▶ Records supplied

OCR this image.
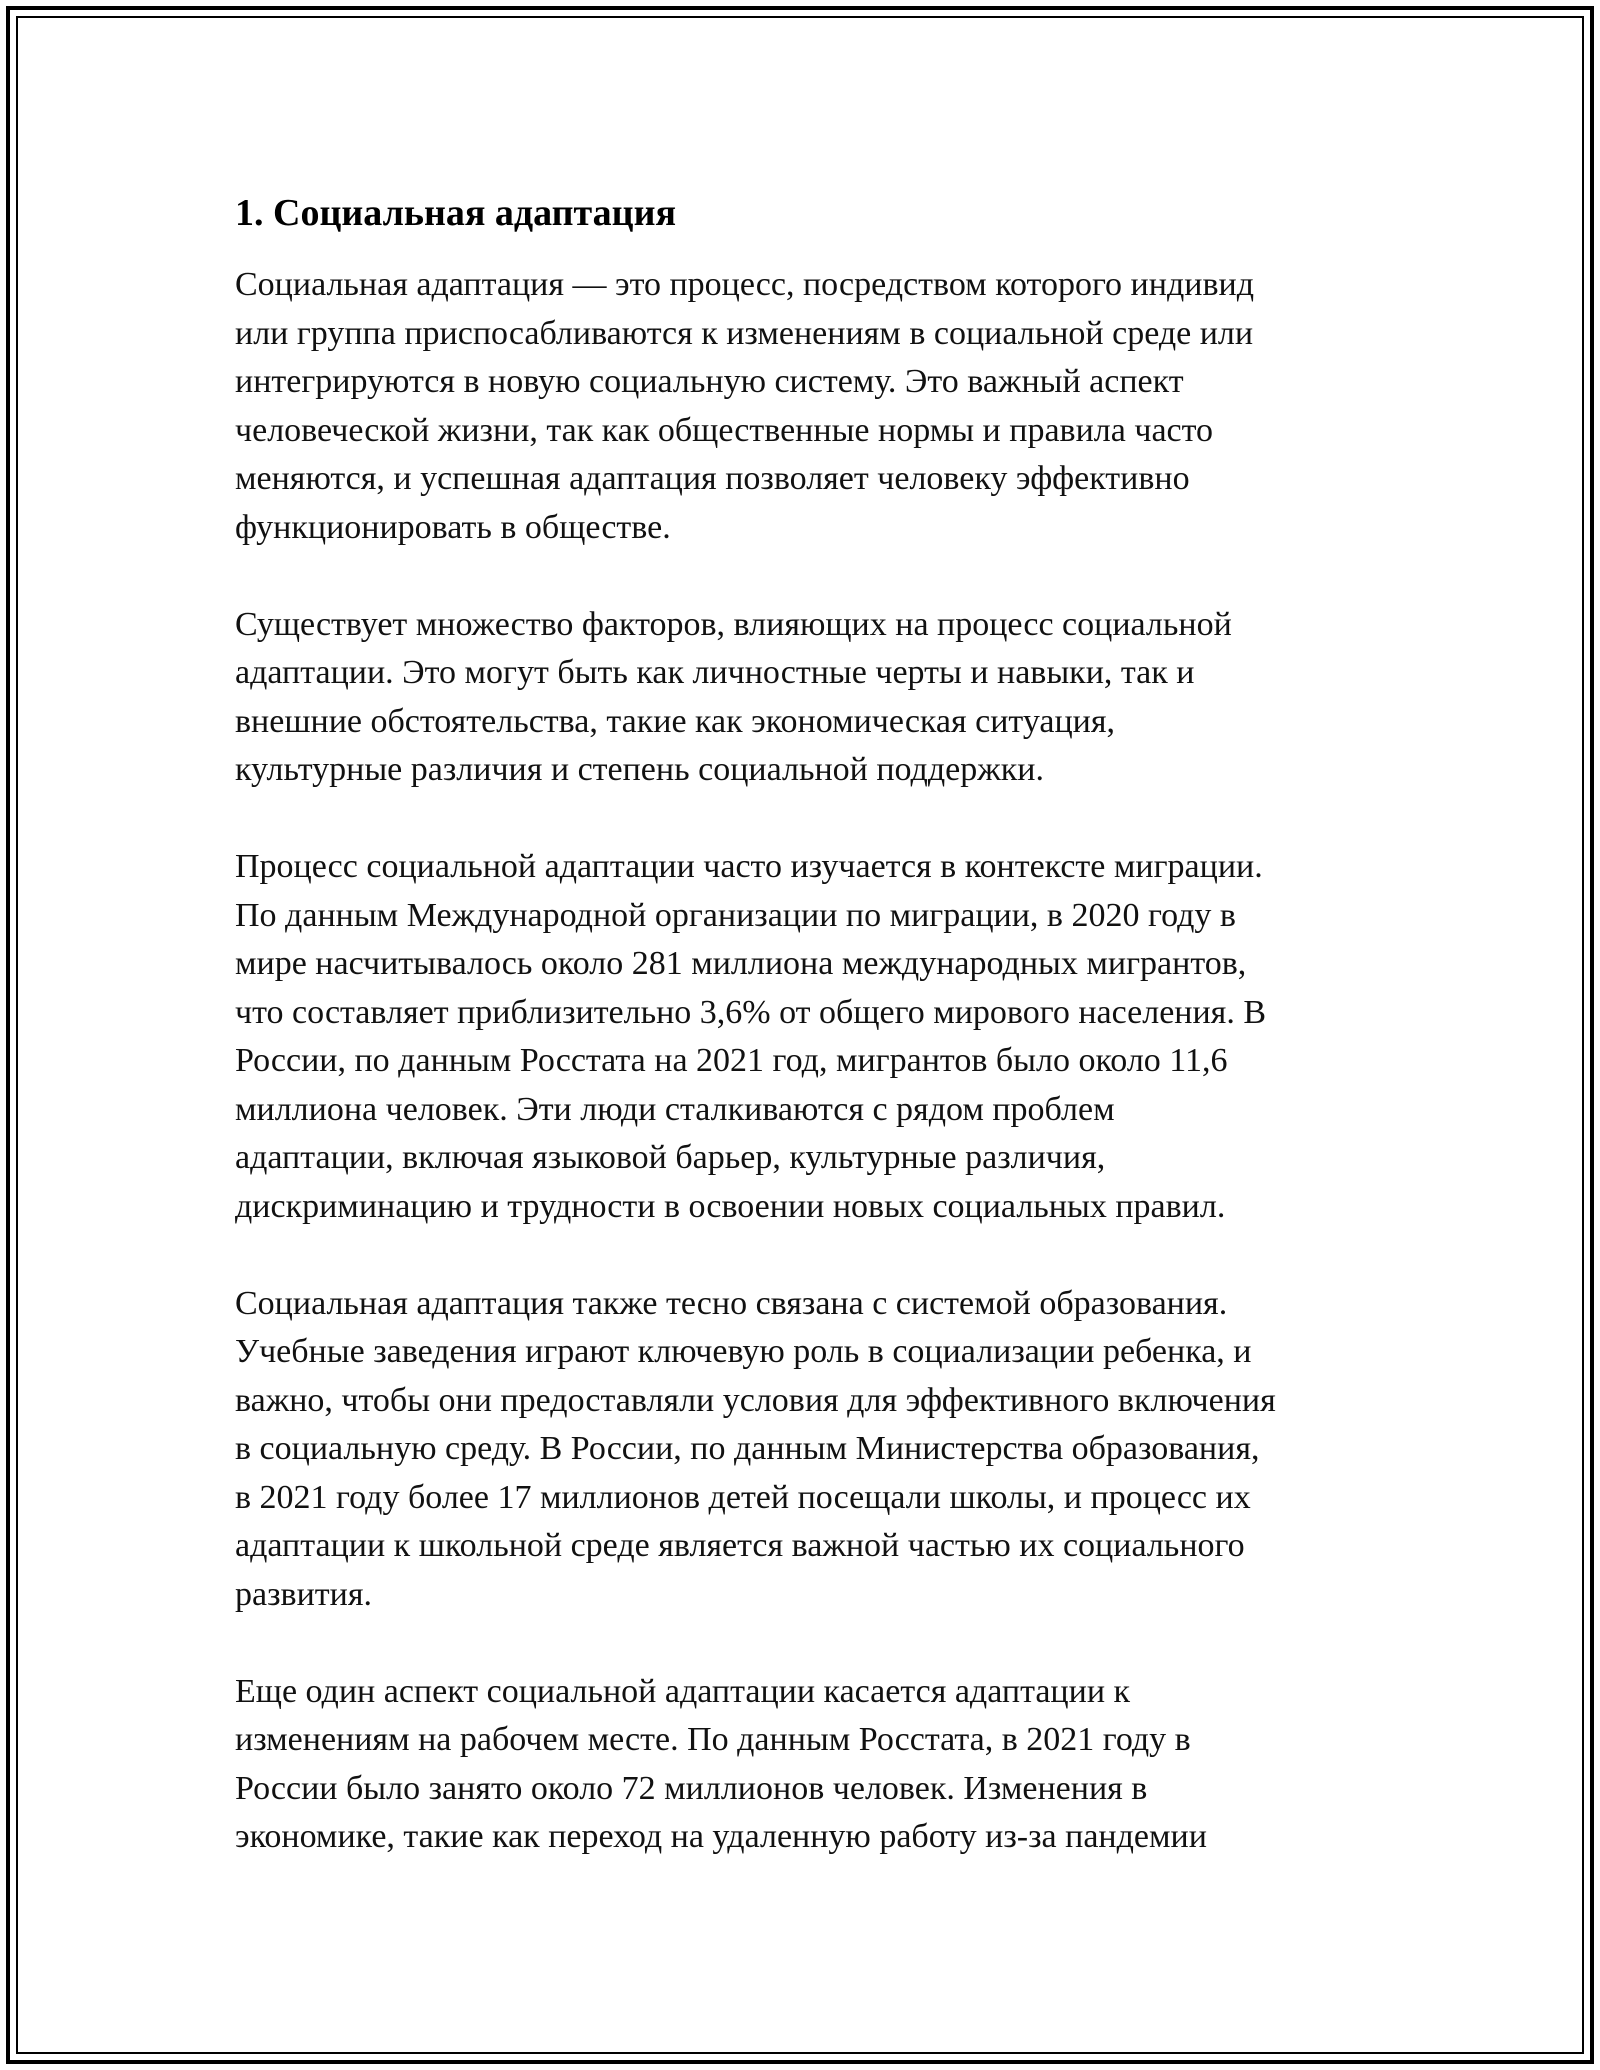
1. Социальная адаптация

Социальная адаптация — это процесс, посредством которого индивид
или группа приспосабливаются к изменениям в социальной среде или
интегрируются в новую социальную систему. Это важный аспект
человеческой жизни, так как общественные нормы и правила часто
меняются, и успешная адаптация позволяет человеку эффективно
функционировать в обществе.

Существует множество факторов, влияющих на процесс социальной
адаптации. Это могут быть как личностные черты и навыки, так и
внешние обстоятельства, такие как экономическая ситуация,
культурные различия и степень социальной поддержки.

Процесс социальной адаптации часто изучается в контексте миграции.
По данным Международной организации по миграции, в 2020 году в
мире насчитывалось около 281 миллиона международных мигрантов,
что составляет приблизительно 3,6% от общего мирового населения. В
России, по данным Росстата на 2021 год, мигрантов было около 11,6
миллиона человек. Эти люди сталкиваются с рядом проблем
адаптации, включая языковой барьер, культурные различия,
дискриминацию и трудности в освоении новых социальных правил.

Социальная адаптация также тесно связана с системой образования.
Учебные заведения играют ключевую роль в социализации ребенка, и
важно, чтобы они предоставляли условия для эффективного включения
в социальную среду. В России, по данным Министерства образования,
в 2021 году более 17 миллионов детей посещали школы, и процесс их
адаптации к школьной среде является важной частью их социального
развития.

Еще один аспект социальной адаптации касается адаптации к
изменениям на рабочем месте. По данным Росстата, в 2021 году в
России было занято около 72 миллионов человек. Изменения в
экономике, такие как переход на удаленную работу из-за пандемии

▶ Given exercise
Find the word "Росстата" in the material, then list each line that holds it.

▶ Answer below
России, по данным Росстата на 2021 год, мигрантов было около 11,6
изменениям на рабочем месте. По данным Росстата, в 2021 году в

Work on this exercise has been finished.